[Written problem] Each line of the material below that holds the word "安踏体育" needs to be copied.

[Record extracts]
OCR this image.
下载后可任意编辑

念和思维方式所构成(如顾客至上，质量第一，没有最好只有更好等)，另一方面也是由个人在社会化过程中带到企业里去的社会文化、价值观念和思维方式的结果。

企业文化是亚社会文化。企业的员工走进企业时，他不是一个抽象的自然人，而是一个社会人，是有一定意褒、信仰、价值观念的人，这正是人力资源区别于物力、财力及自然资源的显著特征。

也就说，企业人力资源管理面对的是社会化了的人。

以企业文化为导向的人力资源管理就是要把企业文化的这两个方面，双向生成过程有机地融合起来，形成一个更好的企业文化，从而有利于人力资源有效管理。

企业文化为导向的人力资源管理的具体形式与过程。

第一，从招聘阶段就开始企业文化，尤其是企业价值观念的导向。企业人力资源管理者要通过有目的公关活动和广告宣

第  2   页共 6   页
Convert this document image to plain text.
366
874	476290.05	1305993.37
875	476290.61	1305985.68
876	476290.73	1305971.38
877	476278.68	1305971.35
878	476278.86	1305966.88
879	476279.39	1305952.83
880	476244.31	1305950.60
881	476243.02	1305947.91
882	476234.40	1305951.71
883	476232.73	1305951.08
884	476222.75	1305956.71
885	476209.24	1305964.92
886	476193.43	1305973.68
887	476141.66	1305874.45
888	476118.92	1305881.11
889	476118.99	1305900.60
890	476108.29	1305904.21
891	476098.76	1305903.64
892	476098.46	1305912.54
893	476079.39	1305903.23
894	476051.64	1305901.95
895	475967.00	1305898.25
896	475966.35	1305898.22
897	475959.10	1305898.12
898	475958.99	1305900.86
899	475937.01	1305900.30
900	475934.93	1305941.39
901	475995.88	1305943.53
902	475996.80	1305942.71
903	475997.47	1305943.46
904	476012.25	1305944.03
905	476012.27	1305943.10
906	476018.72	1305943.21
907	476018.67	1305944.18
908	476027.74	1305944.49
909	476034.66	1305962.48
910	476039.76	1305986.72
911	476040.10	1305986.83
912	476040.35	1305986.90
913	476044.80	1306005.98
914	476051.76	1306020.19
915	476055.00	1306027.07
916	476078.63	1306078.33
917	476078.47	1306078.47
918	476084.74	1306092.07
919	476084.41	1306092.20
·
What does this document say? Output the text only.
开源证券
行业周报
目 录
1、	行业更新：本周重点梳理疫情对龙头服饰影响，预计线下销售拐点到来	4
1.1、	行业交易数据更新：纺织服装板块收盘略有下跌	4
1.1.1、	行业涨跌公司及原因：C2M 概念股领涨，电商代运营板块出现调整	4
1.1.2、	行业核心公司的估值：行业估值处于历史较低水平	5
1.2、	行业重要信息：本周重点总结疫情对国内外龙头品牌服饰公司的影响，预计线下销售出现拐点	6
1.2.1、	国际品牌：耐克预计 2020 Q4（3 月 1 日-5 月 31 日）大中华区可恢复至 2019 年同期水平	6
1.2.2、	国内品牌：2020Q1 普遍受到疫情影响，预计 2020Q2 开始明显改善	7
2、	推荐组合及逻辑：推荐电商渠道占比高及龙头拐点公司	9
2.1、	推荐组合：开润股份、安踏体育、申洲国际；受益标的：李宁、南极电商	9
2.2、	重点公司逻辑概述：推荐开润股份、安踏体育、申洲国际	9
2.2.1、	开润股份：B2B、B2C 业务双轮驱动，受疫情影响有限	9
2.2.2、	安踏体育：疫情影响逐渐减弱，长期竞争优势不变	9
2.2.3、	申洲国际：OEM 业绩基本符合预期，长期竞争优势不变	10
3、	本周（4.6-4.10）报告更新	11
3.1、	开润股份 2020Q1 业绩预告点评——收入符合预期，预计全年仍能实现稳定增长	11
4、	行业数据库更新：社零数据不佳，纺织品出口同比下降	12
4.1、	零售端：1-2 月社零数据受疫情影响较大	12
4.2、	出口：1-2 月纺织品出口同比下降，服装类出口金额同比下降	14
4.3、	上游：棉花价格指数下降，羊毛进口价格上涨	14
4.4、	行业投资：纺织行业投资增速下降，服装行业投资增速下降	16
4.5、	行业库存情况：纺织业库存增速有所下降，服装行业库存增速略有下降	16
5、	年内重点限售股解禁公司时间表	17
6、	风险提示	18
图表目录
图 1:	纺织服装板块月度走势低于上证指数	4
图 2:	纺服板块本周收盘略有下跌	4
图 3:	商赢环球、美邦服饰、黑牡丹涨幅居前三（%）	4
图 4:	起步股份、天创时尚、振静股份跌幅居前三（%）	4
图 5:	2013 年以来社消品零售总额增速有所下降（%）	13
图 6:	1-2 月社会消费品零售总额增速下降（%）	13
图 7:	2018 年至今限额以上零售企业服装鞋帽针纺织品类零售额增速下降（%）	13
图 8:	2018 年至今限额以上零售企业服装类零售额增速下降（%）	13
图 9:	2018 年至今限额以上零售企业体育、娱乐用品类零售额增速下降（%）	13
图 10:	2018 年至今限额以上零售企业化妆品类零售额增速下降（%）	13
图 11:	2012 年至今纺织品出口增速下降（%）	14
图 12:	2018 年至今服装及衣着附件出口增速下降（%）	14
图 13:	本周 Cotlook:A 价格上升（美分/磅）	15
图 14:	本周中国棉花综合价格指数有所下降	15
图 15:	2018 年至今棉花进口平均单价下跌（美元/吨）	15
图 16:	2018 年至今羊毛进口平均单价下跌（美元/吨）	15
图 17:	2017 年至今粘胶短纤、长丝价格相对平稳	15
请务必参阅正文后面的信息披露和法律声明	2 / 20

[Expected output]
2.1、	推荐组合：开润股份、安踏体育、申洲国际；受益标的：李宁、南极电商	9
2.2、	重点公司逻辑概述：推荐开润股份、安踏体育、申洲国际	9
2.2.2、	安踏体育：疫情影响逐渐减弱，长期竞争优势不变	9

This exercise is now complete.